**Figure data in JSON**
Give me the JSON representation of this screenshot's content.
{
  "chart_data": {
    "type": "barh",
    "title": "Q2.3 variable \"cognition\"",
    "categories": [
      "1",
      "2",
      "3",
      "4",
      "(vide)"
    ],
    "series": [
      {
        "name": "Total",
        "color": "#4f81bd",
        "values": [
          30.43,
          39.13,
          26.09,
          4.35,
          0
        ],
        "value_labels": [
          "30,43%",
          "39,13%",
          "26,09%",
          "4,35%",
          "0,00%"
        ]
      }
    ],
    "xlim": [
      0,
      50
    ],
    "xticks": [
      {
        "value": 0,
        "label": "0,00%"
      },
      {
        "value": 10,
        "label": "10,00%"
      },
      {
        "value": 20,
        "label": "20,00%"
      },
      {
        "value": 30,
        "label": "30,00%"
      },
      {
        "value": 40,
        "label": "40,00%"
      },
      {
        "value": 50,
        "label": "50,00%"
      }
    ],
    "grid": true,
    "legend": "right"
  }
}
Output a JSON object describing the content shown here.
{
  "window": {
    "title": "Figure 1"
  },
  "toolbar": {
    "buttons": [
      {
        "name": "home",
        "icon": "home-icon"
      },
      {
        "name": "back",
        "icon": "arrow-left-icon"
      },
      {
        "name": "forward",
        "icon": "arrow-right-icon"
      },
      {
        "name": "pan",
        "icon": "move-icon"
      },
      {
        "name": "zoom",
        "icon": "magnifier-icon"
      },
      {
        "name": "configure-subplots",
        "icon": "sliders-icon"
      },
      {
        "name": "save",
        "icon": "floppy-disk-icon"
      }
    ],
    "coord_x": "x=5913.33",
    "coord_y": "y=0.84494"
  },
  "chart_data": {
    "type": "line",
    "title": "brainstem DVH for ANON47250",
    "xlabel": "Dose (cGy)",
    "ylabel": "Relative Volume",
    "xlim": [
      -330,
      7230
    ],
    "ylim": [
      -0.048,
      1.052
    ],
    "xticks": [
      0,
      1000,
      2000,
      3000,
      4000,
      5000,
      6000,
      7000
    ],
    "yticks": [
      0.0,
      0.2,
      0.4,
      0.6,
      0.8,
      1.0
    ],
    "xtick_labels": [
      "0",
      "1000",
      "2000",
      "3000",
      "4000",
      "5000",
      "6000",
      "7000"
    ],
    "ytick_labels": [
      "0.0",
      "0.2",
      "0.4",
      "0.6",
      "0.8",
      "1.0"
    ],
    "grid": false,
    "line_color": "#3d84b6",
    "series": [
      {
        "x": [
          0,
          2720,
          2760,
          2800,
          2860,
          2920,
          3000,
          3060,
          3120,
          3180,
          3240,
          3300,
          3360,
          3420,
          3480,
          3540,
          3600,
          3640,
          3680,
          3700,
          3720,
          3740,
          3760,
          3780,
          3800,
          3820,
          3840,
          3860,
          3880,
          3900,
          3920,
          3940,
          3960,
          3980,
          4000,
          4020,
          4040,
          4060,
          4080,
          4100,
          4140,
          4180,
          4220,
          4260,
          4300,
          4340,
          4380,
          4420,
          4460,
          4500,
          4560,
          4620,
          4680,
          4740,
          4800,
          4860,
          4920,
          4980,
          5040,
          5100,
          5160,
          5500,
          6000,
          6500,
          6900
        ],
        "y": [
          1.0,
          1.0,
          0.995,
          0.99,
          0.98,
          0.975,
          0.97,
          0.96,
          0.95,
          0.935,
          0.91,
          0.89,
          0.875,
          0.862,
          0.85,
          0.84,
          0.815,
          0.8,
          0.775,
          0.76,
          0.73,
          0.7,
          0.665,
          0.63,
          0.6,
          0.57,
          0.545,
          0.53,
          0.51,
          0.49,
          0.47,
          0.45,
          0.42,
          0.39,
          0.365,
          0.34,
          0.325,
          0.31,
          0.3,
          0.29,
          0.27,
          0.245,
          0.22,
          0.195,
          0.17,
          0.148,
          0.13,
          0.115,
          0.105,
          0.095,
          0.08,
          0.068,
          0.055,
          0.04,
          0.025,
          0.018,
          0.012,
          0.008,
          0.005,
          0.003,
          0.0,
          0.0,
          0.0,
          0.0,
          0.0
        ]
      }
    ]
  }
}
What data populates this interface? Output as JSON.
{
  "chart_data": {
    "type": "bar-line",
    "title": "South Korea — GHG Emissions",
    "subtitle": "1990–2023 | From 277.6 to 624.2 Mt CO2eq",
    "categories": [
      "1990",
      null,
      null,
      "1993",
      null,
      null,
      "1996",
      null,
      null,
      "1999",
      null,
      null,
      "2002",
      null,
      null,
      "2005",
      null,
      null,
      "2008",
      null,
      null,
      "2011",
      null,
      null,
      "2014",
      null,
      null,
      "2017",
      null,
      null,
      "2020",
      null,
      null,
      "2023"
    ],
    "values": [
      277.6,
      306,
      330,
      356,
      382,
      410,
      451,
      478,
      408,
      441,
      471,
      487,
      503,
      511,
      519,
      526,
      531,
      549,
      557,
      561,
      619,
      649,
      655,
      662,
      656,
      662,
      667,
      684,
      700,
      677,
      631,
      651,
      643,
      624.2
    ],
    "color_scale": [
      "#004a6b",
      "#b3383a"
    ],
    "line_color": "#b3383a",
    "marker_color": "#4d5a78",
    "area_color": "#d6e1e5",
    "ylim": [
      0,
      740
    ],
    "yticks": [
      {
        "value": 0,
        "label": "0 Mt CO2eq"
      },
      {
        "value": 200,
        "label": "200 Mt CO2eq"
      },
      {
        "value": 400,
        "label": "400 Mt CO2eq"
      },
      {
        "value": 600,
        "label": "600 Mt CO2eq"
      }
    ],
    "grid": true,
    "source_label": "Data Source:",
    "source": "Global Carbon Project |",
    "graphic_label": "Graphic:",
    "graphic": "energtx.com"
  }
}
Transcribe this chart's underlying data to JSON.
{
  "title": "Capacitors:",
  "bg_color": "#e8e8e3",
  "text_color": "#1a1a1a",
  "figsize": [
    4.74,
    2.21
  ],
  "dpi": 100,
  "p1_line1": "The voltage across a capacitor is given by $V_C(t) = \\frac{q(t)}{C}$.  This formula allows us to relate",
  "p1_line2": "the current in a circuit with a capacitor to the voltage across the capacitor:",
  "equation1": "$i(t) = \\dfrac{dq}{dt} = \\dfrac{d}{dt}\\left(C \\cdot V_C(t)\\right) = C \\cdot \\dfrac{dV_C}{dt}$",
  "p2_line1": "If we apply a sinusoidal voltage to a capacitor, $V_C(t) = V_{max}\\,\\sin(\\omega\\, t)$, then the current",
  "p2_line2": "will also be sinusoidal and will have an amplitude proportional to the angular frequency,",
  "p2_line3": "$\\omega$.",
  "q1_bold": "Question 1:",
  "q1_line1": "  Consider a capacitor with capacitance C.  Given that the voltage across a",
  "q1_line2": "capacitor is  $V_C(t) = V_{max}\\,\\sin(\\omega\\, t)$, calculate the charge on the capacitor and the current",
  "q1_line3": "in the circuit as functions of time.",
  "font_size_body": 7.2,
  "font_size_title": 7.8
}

**To do**
From the line holding "Transcribe this chart's" to the last line of the records, quote each line exactly and add nothing.

**Answer to the task**
Transcribe this chart's underlying data to JSON.
{
  "title": "Capacitors:",
  "bg_color": "#e8e8e3",
  "text_color": "#1a1a1a",
  "figsize": [
    4.74,
    2.21
  ],
  "dpi": 100,
  "p1_line1": "The voltage across a capacitor is given by $V_C(t) = \\frac{q(t)}{C}$.  This formula allows us to relate",
  "p1_line2": "the current in a circuit with a capacitor to the voltage across the capacitor:",
  "equation1": "$i(t) = \\dfrac{dq}{dt} = \\dfrac{d}{dt}\\left(C \\cdot V_C(t)\\right) = C \\cdot \\dfrac{dV_C}{dt}$",
  "p2_line1": "If we apply a sinusoidal voltage to a capacitor, $V_C(t) = V_{max}\\,\\sin(\\omega\\, t)$, then the current",
  "p2_line2": "will also be sinusoidal and will have an amplitude proportional to the angular frequency,",
  "p2_line3": "$\\omega$.",
  "q1_bold": "Question 1:",
  "q1_line1": "  Consider a capacitor with capacitance C.  Given that the voltage across a",
  "q1_line2": "capacitor is  $V_C(t) = V_{max}\\,\\sin(\\omega\\, t)$, calculate the charge on the capacitor and the current",
  "q1_line3": "in the circuit as functions of time.",
  "font_size_body": 7.2,
  "font_size_title": 7.8
}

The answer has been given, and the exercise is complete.